------ MATERIAL FOR THIS EXERCISE

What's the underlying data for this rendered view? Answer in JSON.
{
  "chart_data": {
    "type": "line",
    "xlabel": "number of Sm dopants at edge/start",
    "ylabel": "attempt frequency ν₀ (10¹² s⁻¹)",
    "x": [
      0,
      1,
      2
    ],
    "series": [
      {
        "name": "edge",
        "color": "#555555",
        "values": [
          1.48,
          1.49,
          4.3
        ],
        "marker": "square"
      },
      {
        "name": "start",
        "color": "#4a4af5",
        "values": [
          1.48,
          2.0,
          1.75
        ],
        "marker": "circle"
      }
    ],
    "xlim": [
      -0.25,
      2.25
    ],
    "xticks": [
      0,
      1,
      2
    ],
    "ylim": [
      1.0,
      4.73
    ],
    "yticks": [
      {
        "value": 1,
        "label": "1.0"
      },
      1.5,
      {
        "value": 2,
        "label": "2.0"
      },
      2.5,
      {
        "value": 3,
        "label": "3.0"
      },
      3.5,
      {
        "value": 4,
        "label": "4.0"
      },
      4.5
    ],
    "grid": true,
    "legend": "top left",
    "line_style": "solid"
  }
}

------------

## WHAT YOU ARE ASKED TO DO
Each line in the material above must be retyped without alteration.

## SOLUTION TO THIS PROBLEM
What's the underlying data for this rendered view? Answer in JSON.
{
  "chart_data": {
    "type": "line",
    "xlabel": "number of Sm dopants at edge/start",
    "ylabel": "attempt frequency ν₀ (10¹² s⁻¹)",
    "x": [
      0,
      1,
      2
    ],
    "series": [
      {
        "name": "edge",
        "color": "#555555",
        "values": [
          1.48,
          1.49,
          4.3
        ],
        "marker": "square"
      },
      {
        "name": "start",
        "color": "#4a4af5",
        "values": [
          1.48,
          2.0,
          1.75
        ],
        "marker": "circle"
      }
    ],
    "xlim": [
      -0.25,
      2.25
    ],
    "xticks": [
      0,
      1,
      2
    ],
    "ylim": [
      1.0,
      4.73
    ],
    "yticks": [
      {
        "value": 1,
        "label": "1.0"
      },
      1.5,
      {
        "value": 2,
        "label": "2.0"
      },
      2.5,
      {
        "value": 3,
        "label": "3.0"
      },
      3.5,
      {
        "value": 4,
        "label": "4.0"
      },
      4.5
    ],
    "grid": true,
    "legend": "top left",
    "line_style": "solid"
  }
}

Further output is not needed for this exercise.